Every line of the material below should be repeated exactly.

-- START TASK INPUT --

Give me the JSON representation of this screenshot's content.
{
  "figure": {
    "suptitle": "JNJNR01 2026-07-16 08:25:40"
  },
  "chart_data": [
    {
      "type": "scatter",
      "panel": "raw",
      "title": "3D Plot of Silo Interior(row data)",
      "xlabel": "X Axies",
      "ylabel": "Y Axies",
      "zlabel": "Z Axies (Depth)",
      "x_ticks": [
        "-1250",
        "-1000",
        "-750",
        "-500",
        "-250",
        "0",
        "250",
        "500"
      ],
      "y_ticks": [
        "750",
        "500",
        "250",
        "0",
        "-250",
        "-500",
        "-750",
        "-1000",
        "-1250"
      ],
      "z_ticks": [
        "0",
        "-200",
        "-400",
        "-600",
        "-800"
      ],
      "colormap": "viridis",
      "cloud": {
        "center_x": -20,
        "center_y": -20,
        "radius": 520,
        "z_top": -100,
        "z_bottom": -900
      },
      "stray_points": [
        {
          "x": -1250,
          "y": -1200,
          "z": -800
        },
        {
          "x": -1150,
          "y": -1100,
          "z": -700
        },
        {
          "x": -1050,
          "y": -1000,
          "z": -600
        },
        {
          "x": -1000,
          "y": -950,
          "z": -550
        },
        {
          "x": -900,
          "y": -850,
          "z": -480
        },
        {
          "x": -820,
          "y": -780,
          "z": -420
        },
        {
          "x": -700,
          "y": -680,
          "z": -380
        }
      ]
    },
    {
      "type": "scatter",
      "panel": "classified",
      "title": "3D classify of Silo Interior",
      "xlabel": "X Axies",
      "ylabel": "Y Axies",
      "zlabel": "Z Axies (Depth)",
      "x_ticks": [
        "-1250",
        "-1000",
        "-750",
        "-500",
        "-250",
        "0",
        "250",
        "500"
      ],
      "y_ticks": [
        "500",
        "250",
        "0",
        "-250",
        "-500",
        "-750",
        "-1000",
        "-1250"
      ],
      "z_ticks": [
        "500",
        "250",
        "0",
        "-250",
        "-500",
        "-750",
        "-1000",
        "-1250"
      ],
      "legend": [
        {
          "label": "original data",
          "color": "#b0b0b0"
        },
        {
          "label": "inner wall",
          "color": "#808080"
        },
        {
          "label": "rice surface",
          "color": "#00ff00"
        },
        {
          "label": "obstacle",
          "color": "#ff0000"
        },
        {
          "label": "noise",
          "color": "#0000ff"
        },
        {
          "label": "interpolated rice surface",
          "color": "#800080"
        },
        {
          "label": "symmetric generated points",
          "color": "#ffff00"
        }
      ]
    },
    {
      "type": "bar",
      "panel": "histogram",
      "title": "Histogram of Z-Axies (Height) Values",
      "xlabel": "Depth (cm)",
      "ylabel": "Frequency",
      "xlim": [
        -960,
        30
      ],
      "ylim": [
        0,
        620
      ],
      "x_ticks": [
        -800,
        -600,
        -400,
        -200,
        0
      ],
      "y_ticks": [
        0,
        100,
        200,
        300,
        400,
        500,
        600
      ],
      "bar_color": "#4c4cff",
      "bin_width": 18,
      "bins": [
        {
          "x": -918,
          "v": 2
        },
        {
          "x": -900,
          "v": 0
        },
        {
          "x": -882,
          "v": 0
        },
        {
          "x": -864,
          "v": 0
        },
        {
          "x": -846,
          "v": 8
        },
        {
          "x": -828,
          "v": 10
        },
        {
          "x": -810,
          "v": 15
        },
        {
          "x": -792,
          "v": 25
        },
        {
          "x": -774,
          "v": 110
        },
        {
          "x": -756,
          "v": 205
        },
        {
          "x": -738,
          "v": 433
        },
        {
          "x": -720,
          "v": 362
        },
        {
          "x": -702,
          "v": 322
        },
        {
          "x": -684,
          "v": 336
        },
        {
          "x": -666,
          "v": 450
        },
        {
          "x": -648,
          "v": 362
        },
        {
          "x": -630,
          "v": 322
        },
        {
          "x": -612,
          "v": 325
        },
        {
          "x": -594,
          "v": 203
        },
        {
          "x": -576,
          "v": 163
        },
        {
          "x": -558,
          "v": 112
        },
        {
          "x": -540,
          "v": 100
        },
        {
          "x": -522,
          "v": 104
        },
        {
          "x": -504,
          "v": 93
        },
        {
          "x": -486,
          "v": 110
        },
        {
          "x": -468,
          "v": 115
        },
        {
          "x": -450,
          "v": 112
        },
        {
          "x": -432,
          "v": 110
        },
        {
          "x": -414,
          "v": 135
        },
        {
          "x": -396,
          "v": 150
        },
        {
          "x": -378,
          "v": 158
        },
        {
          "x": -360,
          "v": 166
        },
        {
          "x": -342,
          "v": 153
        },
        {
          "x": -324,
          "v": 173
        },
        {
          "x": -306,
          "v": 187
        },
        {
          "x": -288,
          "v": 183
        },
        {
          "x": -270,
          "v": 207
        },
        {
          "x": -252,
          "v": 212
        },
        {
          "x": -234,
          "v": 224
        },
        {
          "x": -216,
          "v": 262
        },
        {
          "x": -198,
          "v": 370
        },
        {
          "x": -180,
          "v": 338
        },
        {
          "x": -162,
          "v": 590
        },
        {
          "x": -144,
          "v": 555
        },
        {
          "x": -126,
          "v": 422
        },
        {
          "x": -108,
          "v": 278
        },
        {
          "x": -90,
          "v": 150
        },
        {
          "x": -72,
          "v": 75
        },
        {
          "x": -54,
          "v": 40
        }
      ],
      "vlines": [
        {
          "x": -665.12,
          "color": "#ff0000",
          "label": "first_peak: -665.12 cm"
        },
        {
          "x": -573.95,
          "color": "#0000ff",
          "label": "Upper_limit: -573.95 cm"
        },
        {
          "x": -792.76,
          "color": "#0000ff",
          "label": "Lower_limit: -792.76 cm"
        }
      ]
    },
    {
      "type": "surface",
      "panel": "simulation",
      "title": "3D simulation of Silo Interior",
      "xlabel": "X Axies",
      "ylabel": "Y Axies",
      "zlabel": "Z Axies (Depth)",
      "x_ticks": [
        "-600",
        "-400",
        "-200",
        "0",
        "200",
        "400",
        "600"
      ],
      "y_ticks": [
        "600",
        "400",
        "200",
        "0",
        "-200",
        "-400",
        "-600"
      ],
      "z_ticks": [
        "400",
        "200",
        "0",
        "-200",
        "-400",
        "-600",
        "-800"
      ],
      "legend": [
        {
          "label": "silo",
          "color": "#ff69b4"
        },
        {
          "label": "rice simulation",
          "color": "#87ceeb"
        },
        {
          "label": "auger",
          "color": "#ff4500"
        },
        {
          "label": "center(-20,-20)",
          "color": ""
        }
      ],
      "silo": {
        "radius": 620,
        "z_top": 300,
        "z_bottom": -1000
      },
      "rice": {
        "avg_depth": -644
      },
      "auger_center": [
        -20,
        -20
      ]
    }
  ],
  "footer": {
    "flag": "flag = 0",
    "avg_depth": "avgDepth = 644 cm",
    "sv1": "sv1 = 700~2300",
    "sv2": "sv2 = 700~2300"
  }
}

-- END TASK INPUT --

→ **RESPONSE TO THE TASK**:
Give me the JSON representation of this screenshot's content.
{
  "figure": {
    "suptitle": "JNJNR01 2026-07-16 08:25:40"
  },
  "chart_data": [
    {
      "type": "scatter",
      "panel": "raw",
      "title": "3D Plot of Silo Interior(row data)",
      "xlabel": "X Axies",
      "ylabel": "Y Axies",
      "zlabel": "Z Axies (Depth)",
      "x_ticks": [
        "-1250",
        "-1000",
        "-750",
        "-500",
        "-250",
        "0",
        "250",
        "500"
      ],
      "y_ticks": [
        "750",
        "500",
        "250",
        "0",
        "-250",
        "-500",
        "-750",
        "-1000",
        "-1250"
      ],
      "z_ticks": [
        "0",
        "-200",
        "-400",
        "-600",
        "-800"
      ],
      "colormap": "viridis",
      "cloud": {
        "center_x": -20,
        "center_y": -20,
        "radius": 520,
        "z_top": -100,
        "z_bottom": -900
      },
      "stray_points": [
        {
          "x": -1250,
          "y": -1200,
          "z": -800
        },
        {
          "x": -1150,
          "y": -1100,
          "z": -700
        },
        {
          "x": -1050,
          "y": -1000,
          "z": -600
        },
        {
          "x": -1000,
          "y": -950,
          "z": -550
        },
        {
          "x": -900,
          "y": -850,
          "z": -480
        },
        {
          "x": -820,
          "y": -780,
          "z": -420
        },
        {
          "x": -700,
          "y": -680,
          "z": -380
        }
      ]
    },
    {
      "type": "scatter",
      "panel": "classified",
      "title": "3D classify of Silo Interior",
      "xlabel": "X Axies",
      "ylabel": "Y Axies",
      "zlabel": "Z Axies (Depth)",
      "x_ticks": [
        "-1250",
        "-1000",
        "-750",
        "-500",
        "-250",
        "0",
        "250",
        "500"
      ],
      "y_ticks": [
        "500",
        "250",
        "0",
        "-250",
        "-500",
        "-750",
        "-1000",
        "-1250"
      ],
      "z_ticks": [
        "500",
        "250",
        "0",
        "-250",
        "-500",
        "-750",
        "-1000",
        "-1250"
      ],
      "legend": [
        {
          "label": "original data",
          "color": "#b0b0b0"
        },
        {
          "label": "inner wall",
          "color": "#808080"
        },
        {
          "label": "rice surface",
          "color": "#00ff00"
        },
        {
          "label": "obstacle",
          "color": "#ff0000"
        },
        {
          "label": "noise",
          "color": "#0000ff"
        },
        {
          "label": "interpolated rice surface",
          "color": "#800080"
        },
        {
          "label": "symmetric generated points",
          "color": "#ffff00"
        }
      ]
    },
    {
      "type": "bar",
      "panel": "histogram",
      "title": "Histogram of Z-Axies (Height) Values",
      "xlabel": "Depth (cm)",
      "ylabel": "Frequency",
      "xlim": [
        -960,
        30
      ],
      "ylim": [
        0,
        620
      ],
      "x_ticks": [
        -800,
        -600,
        -400,
        -200,
        0
      ],
      "y_ticks": [
        0,
        100,
        200,
        300,
        400,
        500,
        600
      ],
      "bar_color": "#4c4cff",
      "bin_width": 18,
      "bins": [
        {
          "x": -918,
          "v": 2
        },
        {
          "x": -900,
          "v": 0
        },
        {
          "x": -882,
          "v": 0
        },
        {
          "x": -864,
          "v": 0
        },
        {
          "x": -846,
          "v": 8
        },
        {
          "x": -828,
          "v": 10
        },
        {
          "x": -810,
          "v": 15
        },
        {
          "x": -792,
          "v": 25
        },
        {
          "x": -774,
          "v": 110
        },
        {
          "x": -756,
          "v": 205
        },
        {
          "x": -738,
          "v": 433
        },
        {
          "x": -720,
          "v": 362
        },
        {
          "x": -702,
          "v": 322
        },
        {
          "x": -684,
          "v": 336
        },
        {
          "x": -666,
          "v": 450
        },
        {
          "x": -648,
          "v": 362
        },
        {
          "x": -630,
          "v": 322
        },
        {
          "x": -612,
          "v": 325
        },
        {
          "x": -594,
          "v": 203
        },
        {
          "x": -576,
          "v": 163
        },
        {
          "x": -558,
          "v": 112
        },
        {
          "x": -540,
          "v": 100
        },
        {
          "x": -522,
          "v": 104
        },
        {
          "x": -504,
          "v": 93
        },
        {
          "x": -486,
          "v": 110
        },
        {
          "x": -468,
          "v": 115
        },
        {
          "x": -450,
          "v": 112
        },
        {
          "x": -432,
          "v": 110
        },
        {
          "x": -414,
          "v": 135
        },
        {
          "x": -396,
          "v": 150
        },
        {
          "x": -378,
          "v": 158
        },
        {
          "x": -360,
          "v": 166
        },
        {
          "x": -342,
          "v": 153
        },
        {
          "x": -324,
          "v": 173
        },
        {
          "x": -306,
          "v": 187
        },
        {
          "x": -288,
          "v": 183
        },
        {
          "x": -270,
          "v": 207
        },
        {
          "x": -252,
          "v": 212
        },
        {
          "x": -234,
          "v": 224
        },
        {
          "x": -216,
          "v": 262
        },
        {
          "x": -198,
          "v": 370
        },
        {
          "x": -180,
          "v": 338
        },
        {
          "x": -162,
          "v": 590
        },
        {
          "x": -144,
          "v": 555
        },
        {
          "x": -126,
          "v": 422
        },
        {
          "x": -108,
          "v": 278
        },
        {
          "x": -90,
          "v": 150
        },
        {
          "x": -72,
          "v": 75
        },
        {
          "x": -54,
          "v": 40
        }
      ],
      "vlines": [
        {
          "x": -665.12,
          "color": "#ff0000",
          "label": "first_peak: -665.12 cm"
        },
        {
          "x": -573.95,
          "color": "#0000ff",
          "label": "Upper_limit: -573.95 cm"
        },
        {
          "x": -792.76,
          "color": "#0000ff",
          "label": "Lower_limit: -792.76 cm"
        }
      ]
    },
    {
      "type": "surface",
      "panel": "simulation",
      "title": "3D simulation of Silo Interior",
      "xlabel": "X Axies",
      "ylabel": "Y Axies",
      "zlabel": "Z Axies (Depth)",
      "x_ticks": [
        "-600",
        "-400",
        "-200",
        "0",
        "200",
        "400",
        "600"
      ],
      "y_ticks": [
        "600",
        "400",
        "200",
        "0",
        "-200",
        "-400",
        "-600"
      ],
      "z_ticks": [
        "400",
        "200",
        "0",
        "-200",
        "-400",
        "-600",
        "-800"
      ],
      "legend": [
        {
          "label": "silo",
          "color": "#ff69b4"
        },
        {
          "label": "rice simulation",
          "color": "#87ceeb"
        },
        {
          "label": "auger",
          "color": "#ff4500"
        },
        {
          "label": "center(-20,-20)",
          "color": ""
        }
      ],
      "silo": {
        "radius": 620,
        "z_top": 300,
        "z_bottom": -1000
      },
      "rice": {
        "avg_depth": -644
      },
      "auger_center": [
        -20,
        -20
      ]
    }
  ],
  "footer": {
    "flag": "flag = 0",
    "avg_depth": "avgDepth = 644 cm",
    "sv1": "sv1 = 700~2300",
    "sv2": "sv2 = 700~2300"
  }
}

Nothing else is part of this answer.